THE PROBLEM | Repeat every entry word for word, skipping the pictures.

INPUT |
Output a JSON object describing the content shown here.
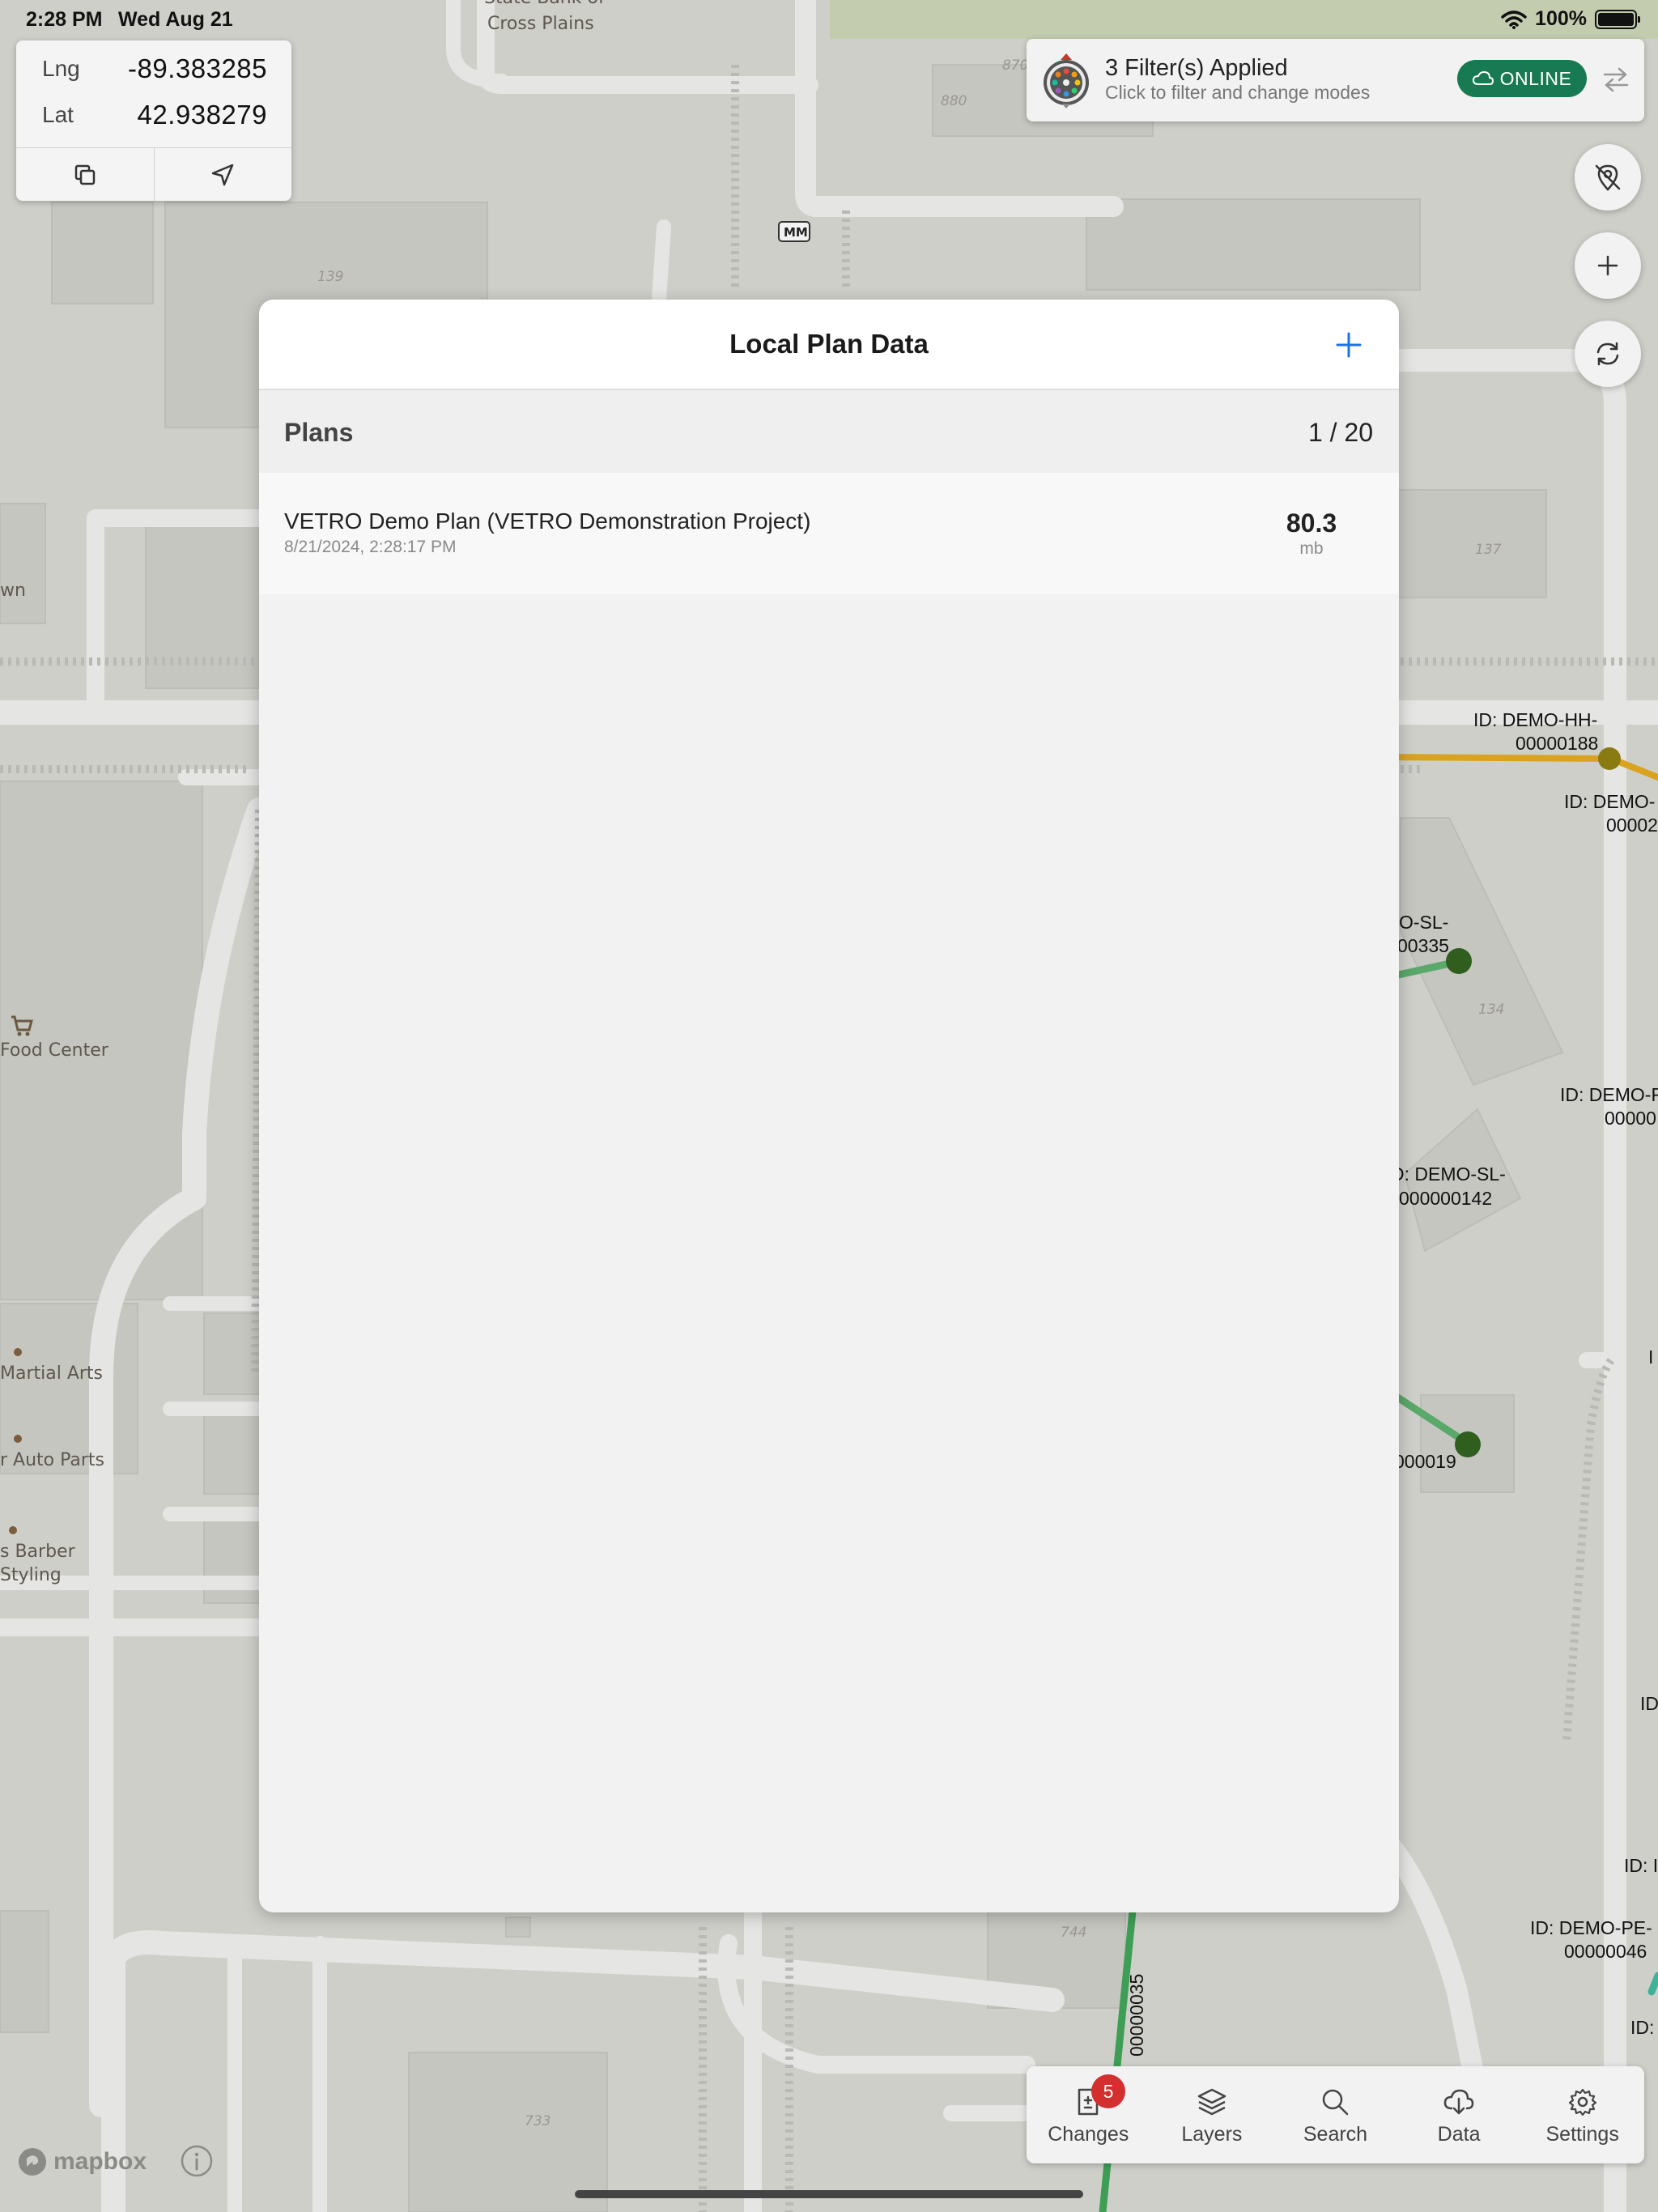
{
  "status_bar": {
    "time": "2:28 PM",
    "date": "Wed Aug 21",
    "battery": "100%"
  },
  "coordinates": {
    "lng_label": "Lng",
    "lng_value": "-89.383285",
    "lat_label": "Lat",
    "lat_value": "42.938279",
    "copy_icon": "copy-icon",
    "locate_icon": "navigation-arrow-icon"
  },
  "filter_bar": {
    "title": "3 Filter(s) Applied",
    "subtitle": "Click to filter and change modes",
    "status": "ONLINE",
    "status_color": "#177a52"
  },
  "modal": {
    "title": "Local Plan Data",
    "add_icon": "plus-icon",
    "accent_color": "#1a73e8",
    "section_title": "Plans",
    "count": "1 / 20",
    "plans": [
      {
        "name": "VETRO Demo Plan (VETRO Demonstration Project)",
        "date": "8/21/2024, 2:28:17 PM",
        "size": "80.3",
        "unit": "mb"
      }
    ]
  },
  "tabbar": {
    "tabs": [
      {
        "label": "Changes",
        "icon": "changes-icon",
        "badge": "5"
      },
      {
        "label": "Layers",
        "icon": "layers-icon"
      },
      {
        "label": "Search",
        "icon": "search-icon"
      },
      {
        "label": "Data",
        "icon": "data-download-icon"
      },
      {
        "label": "Settings",
        "icon": "gear-icon"
      }
    ]
  },
  "map": {
    "labels": {
      "bank_line1": "State Bank of",
      "bank_line2": "Cross Plains",
      "mm": "MM",
      "town": "wn",
      "food": "Food Center",
      "martial": "Martial Arts",
      "auto": "r Auto Parts",
      "barber_line1": "s Barber",
      "barber_line2": "Styling"
    },
    "building_numbers": {
      "b880": "880",
      "b139": "139",
      "b137": "137",
      "b134": "134",
      "b744": "744",
      "b733": "733",
      "b870": "870"
    },
    "feature_labels": {
      "hh_line1": "ID: DEMO-HH-",
      "hh_line2": "00000188",
      "demo_a_line1": "ID: DEMO-",
      "demo_a_line2": "00002",
      "sl335_line1": "O-SL-",
      "sl335_line2": "00335",
      "demo_b_line1": "ID: DEMO-F",
      "demo_b_line2": "00000",
      "sl142_line1": "D: DEMO-SL-",
      "sl142_line2": "000000142",
      "id19": "000019",
      "pe_line1": "ID: DEMO-PE-",
      "pe_line2": "00000046",
      "cable35": "00000035",
      "edge_1": "I",
      "edge_2": "ID",
      "edge_3": "ID: I",
      "edge_4": "ID:"
    },
    "attribution": "mapbox"
  }
}
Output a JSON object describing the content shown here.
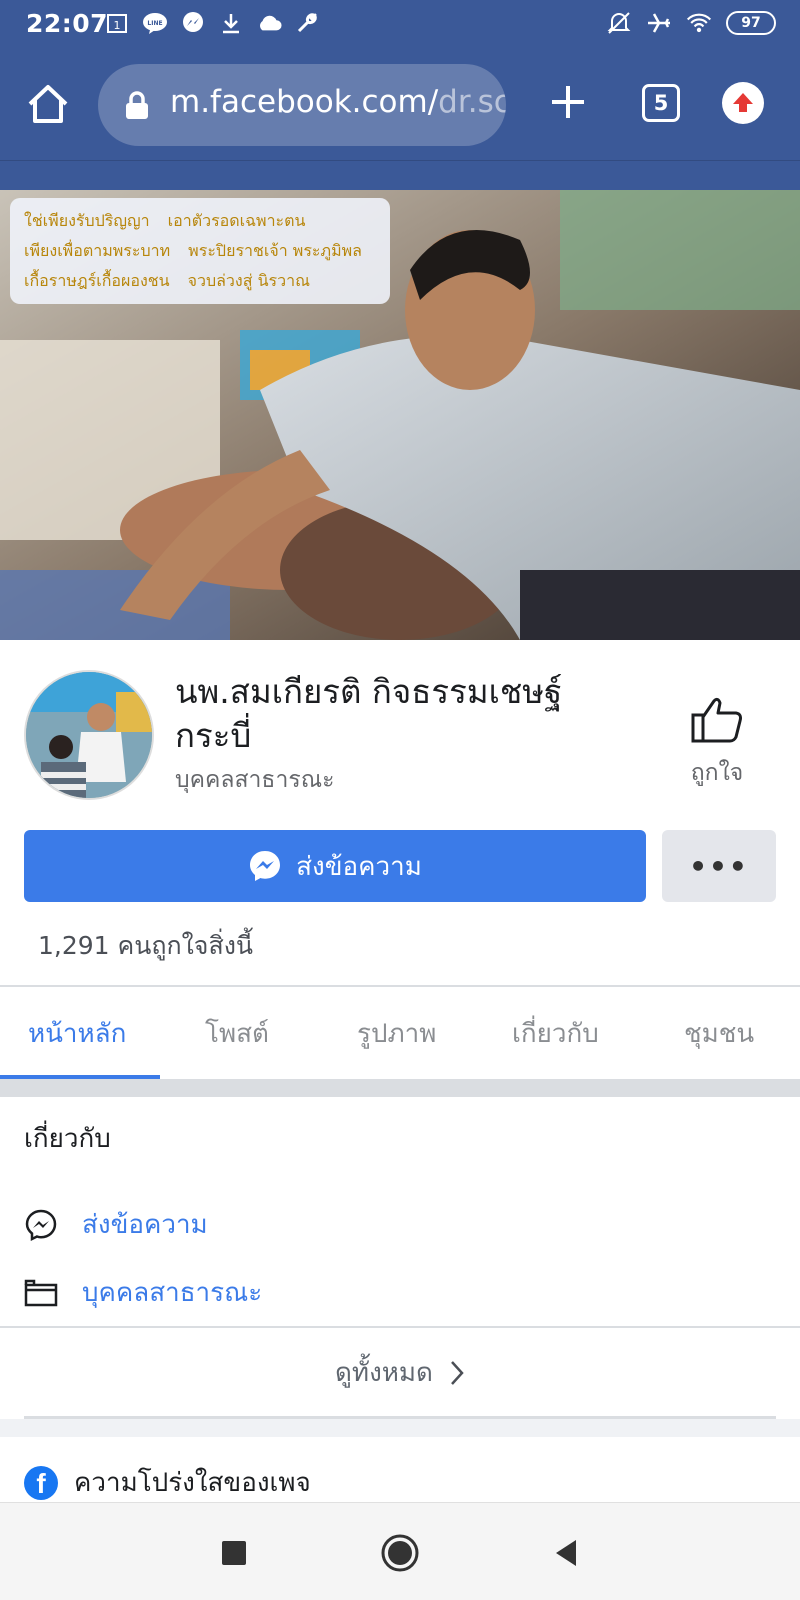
{
  "status_bar": {
    "time": "22:07",
    "battery": "97",
    "icons_left": [
      "calendar-icon",
      "line-app-icon",
      "messenger-icon",
      "download-icon",
      "cloud-icon",
      "wrench-icon"
    ],
    "icons_right": [
      "mute-icon",
      "airplane-mode-icon",
      "wifi-icon",
      "battery-icon"
    ]
  },
  "browser": {
    "url_main": "m.facebook.com/",
    "url_dim": "dr.sc",
    "tab_count": "5",
    "bar_color": "#3b5998"
  },
  "cover": {
    "poem_lines": [
      [
        "ใช่เพียงรับปริญญา",
        "เอาตัวรอดเฉพาะตน"
      ],
      [
        "เพียงเพื่อตามพระบาท",
        "พระปิยราชเจ้า พระภูมิพล"
      ],
      [
        "เกื้อราษฎร์เกื้อผองชน",
        "จวบล่วงสู่ นิรวาณ"
      ]
    ]
  },
  "profile": {
    "name": "นพ.สมเกียรติ กิจธรรมเชษฐ์ กระบี่",
    "category": "บุคคลสาธารณะ",
    "like_label": "ถูกใจ",
    "send_message_label": "ส่งข้อความ",
    "more_label": "•••",
    "likes_text": "1,291 คนถูกใจสิ่งนี้"
  },
  "tabs": [
    {
      "label": "หน้าหลัก",
      "active": true
    },
    {
      "label": "โพสต์",
      "active": false
    },
    {
      "label": "รูปภาพ",
      "active": false
    },
    {
      "label": "เกี่ยวกับ",
      "active": false
    },
    {
      "label": "ชุมชน",
      "active": false
    }
  ],
  "about": {
    "title": "เกี่ยวกับ",
    "message_link": "ส่งข้อความ",
    "category_link": "บุคคลสาธารณะ",
    "see_all": "ดูทั้งหมด",
    "transparency": "ความโปร่งใสของเพจ"
  },
  "colors": {
    "accent": "#3b7be8",
    "header": "#3b5998"
  }
}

RESULT FOR THIS TASK |
Output a JSON object describing the content shown here.
{
  "status_bar": {
    "time": "2:28 PM",
    "date": "Wed Aug 21",
    "battery": "100%"
  },
  "coordinates": {
    "lng_label": "Lng",
    "lng_value": "-89.383285",
    "lat_label": "Lat",
    "lat_value": "42.938279",
    "copy_icon": "copy-icon",
    "locate_icon": "navigation-arrow-icon"
  },
  "filter_bar": {
    "title": "3 Filter(s) Applied",
    "subtitle": "Click to filter and change modes",
    "status": "ONLINE",
    "status_color": "#177a52"
  },
  "modal": {
    "title": "Local Plan Data",
    "add_icon": "plus-icon",
    "accent_color": "#1a73e8",
    "section_title": "Plans",
    "count": "1 / 20",
    "plans": [
      {
        "name": "VETRO Demo Plan (VETRO Demonstration Project)",
        "date": "8/21/2024, 2:28:17 PM",
        "size": "80.3",
        "unit": "mb"
      }
    ]
  },
  "tabbar": {
    "tabs": [
      {
        "label": "Changes",
        "icon": "changes-icon",
        "badge": "5"
      },
      {
        "label": "Layers",
        "icon": "layers-icon"
      },
      {
        "label": "Search",
        "icon": "search-icon"
      },
      {
        "label": "Data",
        "icon": "data-download-icon"
      },
      {
        "label": "Settings",
        "icon": "gear-icon"
      }
    ]
  },
  "map": {
    "labels": {
      "bank_line1": "State Bank of",
      "bank_line2": "Cross Plains",
      "mm": "MM",
      "town": "wn",
      "food": "Food Center",
      "martial": "Martial Arts",
      "auto": "r Auto Parts",
      "barber_line1": "s Barber",
      "barber_line2": "Styling"
    },
    "building_numbers": {
      "b880": "880",
      "b139": "139",
      "b137": "137",
      "b134": "134",
      "b744": "744",
      "b733": "733",
      "b870": "870"
    },
    "feature_labels": {
      "hh_line1": "ID: DEMO-HH-",
      "hh_line2": "00000188",
      "demo_a_line1": "ID: DEMO-",
      "demo_a_line2": "00002",
      "sl335_line1": "O-SL-",
      "sl335_line2": "00335",
      "demo_b_line1": "ID: DEMO-F",
      "demo_b_line2": "00000",
      "sl142_line1": "D: DEMO-SL-",
      "sl142_line2": "000000142",
      "id19": "000019",
      "pe_line1": "ID: DEMO-PE-",
      "pe_line2": "00000046",
      "cable35": "00000035",
      "edge_1": "I",
      "edge_2": "ID",
      "edge_3": "ID: I",
      "edge_4": "ID:"
    },
    "attribution": "mapbox"
  }
}
Output a JSON object describing the content shown here.
{
  "status_bar": {
    "time": "22:07",
    "battery": "97",
    "icons_left": [
      "calendar-icon",
      "line-app-icon",
      "messenger-icon",
      "download-icon",
      "cloud-icon",
      "wrench-icon"
    ],
    "icons_right": [
      "mute-icon",
      "airplane-mode-icon",
      "wifi-icon",
      "battery-icon"
    ]
  },
  "browser": {
    "url_main": "m.facebook.com/",
    "url_dim": "dr.sc",
    "tab_count": "5",
    "bar_color": "#3b5998"
  },
  "cover": {
    "poem_lines": [
      [
        "ใช่เพียงรับปริญญา",
        "เอาตัวรอดเฉพาะตน"
      ],
      [
        "เพียงเพื่อตามพระบาท",
        "พระปิยราชเจ้า พระภูมิพล"
      ],
      [
        "เกื้อราษฎร์เกื้อผองชน",
        "จวบล่วงสู่ นิรวาณ"
      ]
    ]
  },
  "profile": {
    "name": "นพ.สมเกียรติ กิจธรรมเชษฐ์ กระบี่",
    "category": "บุคคลสาธารณะ",
    "like_label": "ถูกใจ",
    "send_message_label": "ส่งข้อความ",
    "more_label": "•••",
    "likes_text": "1,291 คนถูกใจสิ่งนี้"
  },
  "tabs": [
    {
      "label": "หน้าหลัก",
      "active": true
    },
    {
      "label": "โพสต์",
      "active": false
    },
    {
      "label": "รูปภาพ",
      "active": false
    },
    {
      "label": "เกี่ยวกับ",
      "active": false
    },
    {
      "label": "ชุมชน",
      "active": false
    }
  ],
  "about": {
    "title": "เกี่ยวกับ",
    "message_link": "ส่งข้อความ",
    "category_link": "บุคคลสาธารณะ",
    "see_all": "ดูทั้งหมด",
    "transparency": "ความโปร่งใสของเพจ"
  },
  "colors": {
    "accent": "#3b7be8",
    "header": "#3b5998"
  }
}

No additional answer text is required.